■ TASK DETAILS: Retype all of the lines below without any changes.

Stored entries:
┌──

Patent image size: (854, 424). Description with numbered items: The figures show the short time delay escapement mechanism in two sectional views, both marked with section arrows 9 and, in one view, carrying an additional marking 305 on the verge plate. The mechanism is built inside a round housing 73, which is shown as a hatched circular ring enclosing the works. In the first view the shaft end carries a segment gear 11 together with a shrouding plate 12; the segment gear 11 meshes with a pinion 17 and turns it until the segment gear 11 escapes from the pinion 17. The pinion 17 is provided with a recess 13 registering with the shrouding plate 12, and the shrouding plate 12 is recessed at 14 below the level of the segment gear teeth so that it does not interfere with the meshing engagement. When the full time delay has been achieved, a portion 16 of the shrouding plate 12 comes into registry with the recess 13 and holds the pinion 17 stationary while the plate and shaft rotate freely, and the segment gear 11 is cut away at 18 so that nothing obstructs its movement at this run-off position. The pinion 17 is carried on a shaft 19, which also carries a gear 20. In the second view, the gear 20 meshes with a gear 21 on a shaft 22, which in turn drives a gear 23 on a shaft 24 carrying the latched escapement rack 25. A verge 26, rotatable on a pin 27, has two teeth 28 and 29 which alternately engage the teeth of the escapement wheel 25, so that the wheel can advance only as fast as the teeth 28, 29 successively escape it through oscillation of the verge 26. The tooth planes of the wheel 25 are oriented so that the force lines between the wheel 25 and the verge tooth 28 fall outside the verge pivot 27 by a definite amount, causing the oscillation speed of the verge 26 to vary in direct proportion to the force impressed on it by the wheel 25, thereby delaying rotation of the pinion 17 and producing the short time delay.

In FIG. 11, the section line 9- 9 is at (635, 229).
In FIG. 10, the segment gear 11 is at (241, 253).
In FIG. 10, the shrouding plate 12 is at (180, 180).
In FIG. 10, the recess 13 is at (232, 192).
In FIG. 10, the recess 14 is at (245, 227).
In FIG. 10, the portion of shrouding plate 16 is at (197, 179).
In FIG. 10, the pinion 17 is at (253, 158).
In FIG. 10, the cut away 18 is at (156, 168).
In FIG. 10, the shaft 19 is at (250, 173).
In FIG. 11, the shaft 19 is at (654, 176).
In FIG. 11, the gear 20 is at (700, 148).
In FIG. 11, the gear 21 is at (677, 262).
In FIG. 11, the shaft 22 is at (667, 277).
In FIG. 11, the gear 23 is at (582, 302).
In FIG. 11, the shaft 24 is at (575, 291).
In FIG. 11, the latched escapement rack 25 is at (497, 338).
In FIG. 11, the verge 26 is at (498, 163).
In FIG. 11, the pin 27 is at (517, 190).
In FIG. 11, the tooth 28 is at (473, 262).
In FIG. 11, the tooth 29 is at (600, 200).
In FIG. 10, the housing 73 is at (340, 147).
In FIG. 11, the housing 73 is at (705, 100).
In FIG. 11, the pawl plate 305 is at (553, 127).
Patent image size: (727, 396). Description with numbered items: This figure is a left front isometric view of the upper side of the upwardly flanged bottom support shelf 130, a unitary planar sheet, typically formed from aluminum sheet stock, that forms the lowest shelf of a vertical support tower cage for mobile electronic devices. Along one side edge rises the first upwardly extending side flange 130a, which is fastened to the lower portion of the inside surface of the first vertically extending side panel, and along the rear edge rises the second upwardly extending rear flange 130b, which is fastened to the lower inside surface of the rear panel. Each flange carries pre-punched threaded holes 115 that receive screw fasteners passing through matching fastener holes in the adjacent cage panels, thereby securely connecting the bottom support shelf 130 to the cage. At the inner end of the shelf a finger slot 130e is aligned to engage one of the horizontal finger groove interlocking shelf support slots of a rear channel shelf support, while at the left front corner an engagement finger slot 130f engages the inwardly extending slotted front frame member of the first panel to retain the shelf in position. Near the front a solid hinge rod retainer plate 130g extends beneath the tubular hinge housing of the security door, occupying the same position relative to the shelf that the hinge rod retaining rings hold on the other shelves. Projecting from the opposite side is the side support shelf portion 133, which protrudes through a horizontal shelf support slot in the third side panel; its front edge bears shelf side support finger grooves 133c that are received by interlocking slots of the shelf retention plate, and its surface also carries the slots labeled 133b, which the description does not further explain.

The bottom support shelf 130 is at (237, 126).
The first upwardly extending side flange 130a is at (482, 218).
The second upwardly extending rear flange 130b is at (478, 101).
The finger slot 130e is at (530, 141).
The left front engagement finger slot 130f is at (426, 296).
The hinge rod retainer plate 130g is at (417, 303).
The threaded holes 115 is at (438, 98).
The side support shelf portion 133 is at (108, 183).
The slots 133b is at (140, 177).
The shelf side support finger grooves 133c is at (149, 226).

└──

■ WRITTEN RESPONSE:
Patent image size: (854, 424). Description with numbered items: The figures show the short time delay escapement mechanism in two sectional views, both marked with section arrows 9 and, in one view, carrying an additional marking 305 on the verge plate. The mechanism is built inside a round housing 73, which is shown as a hatched circular ring enclosing the works. In the first view the shaft end carries a segment gear 11 together with a shrouding plate 12; the segment gear 11 meshes with a pinion 17 and turns it until the segment gear 11 escapes from the pinion 17. The pinion 17 is provided with a recess 13 registering with the shrouding plate 12, and the shrouding plate 12 is recessed at 14 below the level of the segment gear teeth so that it does not interfere with the meshing engagement. When the full time delay has been achieved, a portion 16 of the shrouding plate 12 comes into registry with the recess 13 and holds the pinion 17 stationary while the plate and shaft rotate freely, and the segment gear 11 is cut away at 18 so that nothing obstructs its movement at this run-off position. The pinion 17 is carried on a shaft 19, which also carries a gear 20. In the second view, the gear 20 meshes with a gear 21 on a shaft 22, which in turn drives a gear 23 on a shaft 24 carrying the latched escapement rack 25. A verge 26, rotatable on a pin 27, has two teeth 28 and 29 which alternately engage the teeth of the escapement wheel 25, so that the wheel can advance only as fast as the teeth 28, 29 successively escape it through oscillation of the verge 26. The tooth planes of the wheel 25 are oriented so that the force lines between the wheel 25 and the verge tooth 28 fall outside the verge pivot 27 by a definite amount, causing the oscillation speed of the verge 26 to vary in direct proportion to the force impressed on it by the wheel 25, thereby delaying rotation of the pinion 17 and producing the short time delay.

In FIG. 11, the section line 9- 9 is at (635, 229).
In FIG. 10, the segment gear 11 is at (241, 253).
In FIG. 10, the shrouding plate 12 is at (180, 180).
In FIG. 10, the recess 13 is at (232, 192).
In FIG. 10, the recess 14 is at (245, 227).
In FIG. 10, the portion of shrouding plate 16 is at (197, 179).
In FIG. 10, the pinion 17 is at (253, 158).
In FIG. 10, the cut away 18 is at (156, 168).
In FIG. 10, the shaft 19 is at (250, 173).
In FIG. 11, the shaft 19 is at (654, 176).
In FIG. 11, the gear 20 is at (700, 148).
In FIG. 11, the gear 21 is at (677, 262).
In FIG. 11, the shaft 22 is at (667, 277).
In FIG. 11, the gear 23 is at (582, 302).
In FIG. 11, the shaft 24 is at (575, 291).
In FIG. 11, the latched escapement rack 25 is at (497, 338).
In FIG. 11, the verge 26 is at (498, 163).
In FIG. 11, the pin 27 is at (517, 190).
In FIG. 11, the tooth 28 is at (473, 262).
In FIG. 11, the tooth 29 is at (600, 200).
In FIG. 10, the housing 73 is at (340, 147).
In FIG. 11, the housing 73 is at (705, 100).
In FIG. 11, the pawl plate 305 is at (553, 127).
Patent image size: (727, 396). Description with numbered items: This figure is a left front isometric view of the upper side of the upwardly flanged bottom support shelf 130, a unitary planar sheet, typically formed from aluminum sheet stock, that forms the lowest shelf of a vertical support tower cage for mobile electronic devices. Along one side edge rises the first upwardly extending side flange 130a, which is fastened to the lower portion of the inside surface of the first vertically extending side panel, and along the rear edge rises the second upwardly extending rear flange 130b, which is fastened to the lower inside surface of the rear panel. Each flange carries pre-punched threaded holes 115 that receive screw fasteners passing through matching fastener holes in the adjacent cage panels, thereby securely connecting the bottom support shelf 130 to the cage. At the inner end of the shelf a finger slot 130e is aligned to engage one of the horizontal finger groove interlocking shelf support slots of a rear channel shelf support, while at the left front corner an engagement finger slot 130f engages the inwardly extending slotted front frame member of the first panel to retain the shelf in position. Near the front a solid hinge rod retainer plate 130g extends beneath the tubular hinge housing of the security door, occupying the same position relative to the shelf that the hinge rod retaining rings hold on the other shelves. Projecting from the opposite side is the side support shelf portion 133, which protrudes through a horizontal shelf support slot in the third side panel; its front edge bears shelf side support finger grooves 133c that are received by interlocking slots of the shelf retention plate, and its surface also carries the slots labeled 133b, which the description does not further explain.

The bottom support shelf 130 is at (237, 126).
The first upwardly extending side flange 130a is at (482, 218).
The second upwardly extending rear flange 130b is at (478, 101).
The finger slot 130e is at (530, 141).
The left front engagement finger slot 130f is at (426, 296).
The hinge rod retainer plate 130g is at (417, 303).
The threaded holes 115 is at (438, 98).
The side support shelf portion 133 is at (108, 183).
The slots 133b is at (140, 177).
The shelf side support finger grooves 133c is at (149, 226).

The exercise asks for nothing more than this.